Quote every line below exactly as it reads.

■ ■ ■ ■ ■ ■ ■

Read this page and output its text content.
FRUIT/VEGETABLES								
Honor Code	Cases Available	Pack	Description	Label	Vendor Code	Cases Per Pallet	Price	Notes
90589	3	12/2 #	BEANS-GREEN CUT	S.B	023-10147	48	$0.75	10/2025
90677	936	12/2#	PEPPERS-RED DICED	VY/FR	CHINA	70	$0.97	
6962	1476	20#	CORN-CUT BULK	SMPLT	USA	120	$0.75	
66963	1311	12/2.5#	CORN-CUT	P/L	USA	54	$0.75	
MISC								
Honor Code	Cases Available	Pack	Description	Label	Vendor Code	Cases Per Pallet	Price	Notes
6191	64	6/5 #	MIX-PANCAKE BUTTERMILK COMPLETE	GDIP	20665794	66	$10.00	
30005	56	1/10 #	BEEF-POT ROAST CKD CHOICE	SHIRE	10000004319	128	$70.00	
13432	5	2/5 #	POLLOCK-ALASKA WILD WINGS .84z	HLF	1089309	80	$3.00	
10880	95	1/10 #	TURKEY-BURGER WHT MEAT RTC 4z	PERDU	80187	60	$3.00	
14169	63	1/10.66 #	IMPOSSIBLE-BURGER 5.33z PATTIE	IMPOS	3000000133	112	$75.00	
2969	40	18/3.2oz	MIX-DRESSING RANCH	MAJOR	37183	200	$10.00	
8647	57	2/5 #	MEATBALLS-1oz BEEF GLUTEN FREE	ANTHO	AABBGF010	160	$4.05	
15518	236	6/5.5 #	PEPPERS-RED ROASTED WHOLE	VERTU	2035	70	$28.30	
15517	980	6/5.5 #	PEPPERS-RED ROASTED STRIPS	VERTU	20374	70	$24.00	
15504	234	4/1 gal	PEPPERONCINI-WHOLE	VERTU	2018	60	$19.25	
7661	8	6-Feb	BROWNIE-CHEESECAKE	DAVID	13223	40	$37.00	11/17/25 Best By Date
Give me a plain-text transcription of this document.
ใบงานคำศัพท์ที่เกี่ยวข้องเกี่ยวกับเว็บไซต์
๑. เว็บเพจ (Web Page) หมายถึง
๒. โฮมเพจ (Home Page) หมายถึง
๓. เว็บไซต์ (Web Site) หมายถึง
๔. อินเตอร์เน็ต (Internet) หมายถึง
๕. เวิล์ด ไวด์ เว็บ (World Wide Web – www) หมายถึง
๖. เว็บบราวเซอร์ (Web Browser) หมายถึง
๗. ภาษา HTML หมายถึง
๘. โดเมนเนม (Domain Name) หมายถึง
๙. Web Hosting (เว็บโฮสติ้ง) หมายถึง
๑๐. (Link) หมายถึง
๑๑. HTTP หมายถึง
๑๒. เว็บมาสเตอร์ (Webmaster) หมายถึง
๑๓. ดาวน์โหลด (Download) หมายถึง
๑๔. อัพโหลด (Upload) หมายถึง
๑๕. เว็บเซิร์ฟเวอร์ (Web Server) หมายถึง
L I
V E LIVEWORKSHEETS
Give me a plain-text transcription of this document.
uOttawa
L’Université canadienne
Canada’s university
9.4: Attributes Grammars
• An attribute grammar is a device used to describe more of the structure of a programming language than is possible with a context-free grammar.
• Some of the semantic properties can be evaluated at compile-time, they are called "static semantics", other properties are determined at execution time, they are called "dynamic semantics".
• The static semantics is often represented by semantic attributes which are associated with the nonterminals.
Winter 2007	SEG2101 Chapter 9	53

■ ■ ■ ■ ■ ■ ■

■ **CORRECT ANSWER**:
Read this page and output its text content.
FRUIT/VEGETABLES								
Honor Code	Cases Available	Pack	Description	Label	Vendor Code	Cases Per Pallet	Price	Notes
90589	3	12/2 #	BEANS-GREEN CUT	S.B	023-10147	48	$0.75	10/2025
90677	936	12/2#	PEPPERS-RED DICED	VY/FR	CHINA	70	$0.97	
6962	1476	20#	CORN-CUT BULK	SMPLT	USA	120	$0.75	
66963	1311	12/2.5#	CORN-CUT	P/L	USA	54	$0.75	
MISC								
Honor Code	Cases Available	Pack	Description	Label	Vendor Code	Cases Per Pallet	Price	Notes
6191	64	6/5 #	MIX-PANCAKE BUTTERMILK COMPLETE	GDIP	20665794	66	$10.00	
30005	56	1/10 #	BEEF-POT ROAST CKD CHOICE	SHIRE	10000004319	128	$70.00	
13432	5	2/5 #	POLLOCK-ALASKA WILD WINGS .84z	HLF	1089309	80	$3.00	
10880	95	1/10 #	TURKEY-BURGER WHT MEAT RTC 4z	PERDU	80187	60	$3.00	
14169	63	1/10.66 #	IMPOSSIBLE-BURGER 5.33z PATTIE	IMPOS	3000000133	112	$75.00	
2969	40	18/3.2oz	MIX-DRESSING RANCH	MAJOR	37183	200	$10.00	
8647	57	2/5 #	MEATBALLS-1oz BEEF GLUTEN FREE	ANTHO	AABBGF010	160	$4.05	
15518	236	6/5.5 #	PEPPERS-RED ROASTED WHOLE	VERTU	2035	70	$28.30	
15517	980	6/5.5 #	PEPPERS-RED ROASTED STRIPS	VERTU	20374	70	$24.00	
15504	234	4/1 gal	PEPPERONCINI-WHOLE	VERTU	2018	60	$19.25	
7661	8	6-Feb	BROWNIE-CHEESECAKE	DAVID	13223	40	$37.00	11/17/25 Best By Date
Give me a plain-text transcription of this document.
ใบงานคำศัพท์ที่เกี่ยวข้องเกี่ยวกับเว็บไซต์
๑. เว็บเพจ (Web Page) หมายถึง
๒. โฮมเพจ (Home Page) หมายถึง
๓. เว็บไซต์ (Web Site) หมายถึง
๔. อินเตอร์เน็ต (Internet) หมายถึง
๕. เวิล์ด ไวด์ เว็บ (World Wide Web – www) หมายถึง
๖. เว็บบราวเซอร์ (Web Browser) หมายถึง
๗. ภาษา HTML หมายถึง
๘. โดเมนเนม (Domain Name) หมายถึง
๙. Web Hosting (เว็บโฮสติ้ง) หมายถึง
๑๐. (Link) หมายถึง
๑๑. HTTP หมายถึง
๑๒. เว็บมาสเตอร์ (Webmaster) หมายถึง
๑๓. ดาวน์โหลด (Download) หมายถึง
๑๔. อัพโหลด (Upload) หมายถึง
๑๕. เว็บเซิร์ฟเวอร์ (Web Server) หมายถึง
L I
V E LIVEWORKSHEETS
Give me a plain-text transcription of this document.
uOttawa
L’Université canadienne
Canada’s university
9.4: Attributes Grammars
• An attribute grammar is a device used to describe more of the structure of a programming language than is possible with a context-free grammar.
• Some of the semantic properties can be evaluated at compile-time, they are called "static semantics", other properties are determined at execution time, they are called "dynamic semantics".
• The static semantics is often represented by semantic attributes which are associated with the nonterminals.
Winter 2007	SEG2101 Chapter 9	53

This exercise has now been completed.